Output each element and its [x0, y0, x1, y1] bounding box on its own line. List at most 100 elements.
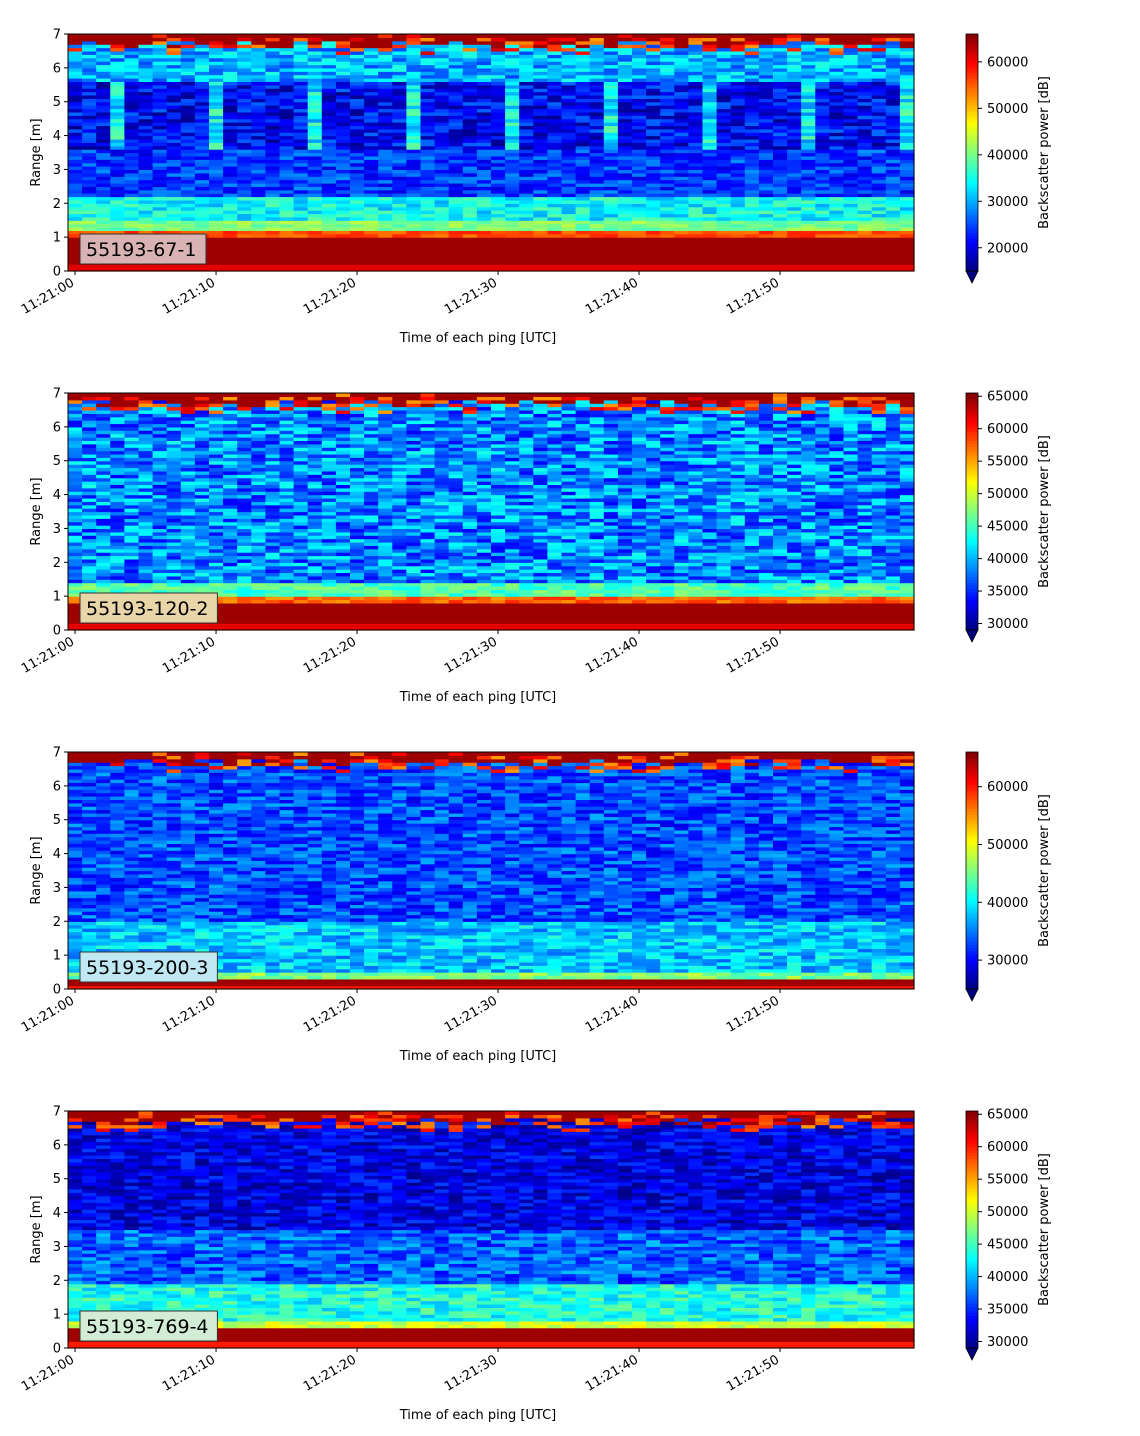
heatmap-cell: [110, 61, 125, 66]
heatmap-cell: [603, 186, 619, 191]
heatmap-cell: [307, 230, 323, 235]
heatmap-cell: [209, 57, 224, 62]
heatmap-cell: [505, 257, 520, 262]
heatmap-cell: [335, 213, 351, 218]
heatmap-cell: [533, 196, 548, 201]
heatmap-cell: [138, 44, 154, 49]
heatmap-cell: [420, 196, 436, 201]
heatmap-cell: [519, 125, 534, 130]
heatmap-cell: [448, 203, 464, 208]
heatmap-cell: [575, 159, 591, 164]
heatmap-cell: [491, 220, 506, 225]
heatmap-cell: [617, 193, 633, 198]
heatmap-cell: [392, 240, 407, 245]
heatmap-cell: [406, 203, 422, 208]
heatmap-cell: [505, 179, 520, 184]
heatmap-cell: [138, 182, 154, 187]
heatmap-cell: [265, 210, 281, 215]
heatmap-cell: [617, 125, 633, 130]
heatmap-cell: [448, 213, 464, 218]
heatmap-cell: [617, 233, 633, 238]
heatmap-cell: [209, 247, 224, 252]
heatmap-cell: [251, 216, 266, 221]
heatmap-cell: [575, 111, 591, 116]
heatmap-cell: [223, 199, 238, 204]
heatmap-cell: [519, 267, 534, 272]
heatmap-cell: [223, 159, 238, 164]
heatmap-cell: [575, 257, 591, 262]
heatmap-cell: [321, 57, 337, 62]
heatmap-cell: [476, 81, 492, 86]
heatmap-cell: [603, 108, 619, 113]
heatmap-cell: [82, 213, 97, 218]
heatmap-cell: [406, 213, 422, 218]
heatmap-cell: [293, 226, 309, 231]
heatmap-cell: [575, 169, 591, 174]
heatmap-cell: [152, 169, 168, 174]
heatmap-cell: [194, 155, 210, 160]
heatmap-cell: [448, 179, 464, 184]
heatmap-cell: [152, 61, 168, 66]
colorbar-segment: [966, 205, 978, 210]
heatmap-cell: [406, 186, 422, 191]
heatmap-cell: [237, 264, 252, 269]
heatmap-cell: [646, 196, 661, 201]
heatmap-cell: [364, 128, 379, 133]
heatmap-cell: [335, 237, 351, 242]
heatmap-cell: [350, 118, 365, 123]
heatmap-cell: [646, 115, 661, 120]
heatmap-cell: [434, 196, 450, 201]
heatmap-cell: [491, 260, 506, 265]
heatmap-cell: [138, 50, 154, 55]
heatmap-cell: [448, 94, 464, 99]
heatmap-cell: [434, 142, 450, 147]
heatmap-cell: [335, 94, 351, 99]
heatmap-cell: [138, 74, 154, 79]
heatmap-cell: [279, 111, 295, 116]
heatmap-cell: [660, 216, 675, 221]
heatmap-cell: [152, 67, 168, 72]
heatmap-cell: [223, 81, 238, 86]
heatmap-cell: [180, 101, 196, 106]
heatmap-cell: [462, 176, 478, 181]
heatmap-cell: [646, 216, 661, 221]
heatmap-cell: [561, 247, 577, 252]
heatmap-cell: [392, 91, 407, 96]
heatmap-cell: [251, 34, 266, 38]
colorbar-segment: [966, 119, 978, 124]
heatmap-cell: [110, 189, 125, 194]
heatmap-cell: [575, 162, 591, 167]
heatmap-cell: [110, 105, 125, 110]
heatmap-cell: [223, 108, 238, 113]
heatmap-cell: [434, 264, 450, 269]
heatmap-cell: [96, 152, 111, 157]
heatmap-cell: [110, 182, 125, 187]
heatmap-cell: [223, 247, 238, 252]
heatmap-cell: [589, 74, 605, 79]
heatmap-cell: [350, 162, 365, 167]
heatmap-cell: [335, 196, 351, 201]
heatmap-cell: [180, 47, 196, 52]
heatmap-cell: [335, 199, 351, 204]
heatmap-cell: [279, 47, 295, 52]
heatmap-cell: [547, 247, 563, 252]
heatmap-cell: [124, 172, 140, 177]
heatmap-cell: [674, 267, 689, 272]
colorbar-segment: [966, 182, 978, 186]
heatmap-cell: [335, 40, 351, 45]
heatmap-cell: [660, 186, 675, 191]
heatmap-cell: [110, 172, 125, 177]
heatmap-cell: [406, 40, 422, 45]
heatmap-cell: [392, 81, 407, 86]
heatmap-cell: [617, 257, 633, 262]
heatmap-cell: [491, 71, 506, 76]
heatmap-cell: [279, 105, 295, 110]
heatmap-cell: [180, 138, 196, 143]
heatmap-cell: [392, 179, 407, 184]
heatmap-cell: [82, 115, 97, 120]
heatmap-cell: [166, 264, 182, 269]
heatmap-cell: [617, 34, 633, 38]
heatmap-cell: [660, 88, 675, 93]
heatmap-cell: [68, 125, 83, 130]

* Task
Print every line of the entry above verbatim, leaving out the picture.

* Finished task
Output each element and its [x0, y0, x1, y1] bounding box on its own line. List at most 100 elements.
heatmap-cell: [110, 61, 125, 66]
heatmap-cell: [603, 186, 619, 191]
heatmap-cell: [307, 230, 323, 235]
heatmap-cell: [209, 57, 224, 62]
heatmap-cell: [505, 257, 520, 262]
heatmap-cell: [335, 213, 351, 218]
heatmap-cell: [533, 196, 548, 201]
heatmap-cell: [138, 44, 154, 49]
heatmap-cell: [420, 196, 436, 201]
heatmap-cell: [519, 125, 534, 130]
heatmap-cell: [448, 203, 464, 208]
heatmap-cell: [575, 159, 591, 164]
heatmap-cell: [491, 220, 506, 225]
heatmap-cell: [617, 193, 633, 198]
heatmap-cell: [392, 240, 407, 245]
heatmap-cell: [406, 203, 422, 208]
heatmap-cell: [505, 179, 520, 184]
heatmap-cell: [138, 182, 154, 187]
heatmap-cell: [265, 210, 281, 215]
heatmap-cell: [617, 125, 633, 130]
heatmap-cell: [448, 213, 464, 218]
heatmap-cell: [617, 233, 633, 238]
heatmap-cell: [209, 247, 224, 252]
heatmap-cell: [251, 216, 266, 221]
heatmap-cell: [575, 111, 591, 116]
heatmap-cell: [223, 199, 238, 204]
heatmap-cell: [519, 267, 534, 272]
heatmap-cell: [223, 159, 238, 164]
heatmap-cell: [575, 257, 591, 262]
heatmap-cell: [321, 57, 337, 62]
heatmap-cell: [476, 81, 492, 86]
heatmap-cell: [603, 108, 619, 113]
heatmap-cell: [82, 213, 97, 218]
heatmap-cell: [406, 213, 422, 218]
heatmap-cell: [293, 226, 309, 231]
heatmap-cell: [575, 169, 591, 174]
heatmap-cell: [152, 169, 168, 174]
heatmap-cell: [194, 155, 210, 160]
heatmap-cell: [448, 179, 464, 184]
heatmap-cell: [152, 61, 168, 66]
colorbar-segment: [966, 205, 978, 210]
heatmap-cell: [406, 186, 422, 191]
heatmap-cell: [237, 264, 252, 269]
heatmap-cell: [646, 196, 661, 201]
heatmap-cell: [364, 128, 379, 133]
heatmap-cell: [335, 237, 351, 242]
heatmap-cell: [350, 118, 365, 123]
heatmap-cell: [646, 115, 661, 120]
heatmap-cell: [434, 196, 450, 201]
heatmap-cell: [491, 260, 506, 265]
heatmap-cell: [138, 50, 154, 55]
heatmap-cell: [448, 94, 464, 99]
heatmap-cell: [434, 142, 450, 147]
heatmap-cell: [335, 94, 351, 99]
heatmap-cell: [138, 74, 154, 79]
heatmap-cell: [279, 111, 295, 116]
heatmap-cell: [660, 216, 675, 221]
heatmap-cell: [152, 67, 168, 72]
heatmap-cell: [223, 81, 238, 86]
heatmap-cell: [180, 101, 196, 106]
heatmap-cell: [462, 176, 478, 181]
heatmap-cell: [646, 216, 661, 221]
heatmap-cell: [561, 247, 577, 252]
heatmap-cell: [392, 91, 407, 96]
heatmap-cell: [251, 34, 266, 38]
colorbar-segment: [966, 119, 978, 124]
heatmap-cell: [110, 189, 125, 194]
heatmap-cell: [575, 162, 591, 167]
heatmap-cell: [110, 105, 125, 110]
heatmap-cell: [223, 108, 238, 113]
heatmap-cell: [434, 264, 450, 269]
heatmap-cell: [96, 152, 111, 157]
heatmap-cell: [110, 182, 125, 187]
heatmap-cell: [223, 247, 238, 252]
heatmap-cell: [589, 74, 605, 79]
heatmap-cell: [350, 162, 365, 167]
heatmap-cell: [335, 196, 351, 201]
heatmap-cell: [180, 47, 196, 52]
heatmap-cell: [335, 199, 351, 204]
heatmap-cell: [279, 47, 295, 52]
heatmap-cell: [547, 247, 563, 252]
heatmap-cell: [124, 172, 140, 177]
heatmap-cell: [674, 267, 689, 272]
colorbar-segment: [966, 182, 978, 186]
heatmap-cell: [335, 40, 351, 45]
heatmap-cell: [660, 186, 675, 191]
heatmap-cell: [110, 172, 125, 177]
heatmap-cell: [406, 40, 422, 45]
heatmap-cell: [392, 81, 407, 86]
heatmap-cell: [617, 257, 633, 262]
heatmap-cell: [491, 71, 506, 76]
heatmap-cell: [279, 105, 295, 110]
heatmap-cell: [180, 138, 196, 143]
heatmap-cell: [392, 179, 407, 184]
heatmap-cell: [82, 115, 97, 120]
heatmap-cell: [166, 264, 182, 269]
heatmap-cell: [617, 34, 633, 38]
heatmap-cell: [660, 88, 675, 93]
heatmap-cell: [68, 125, 83, 130]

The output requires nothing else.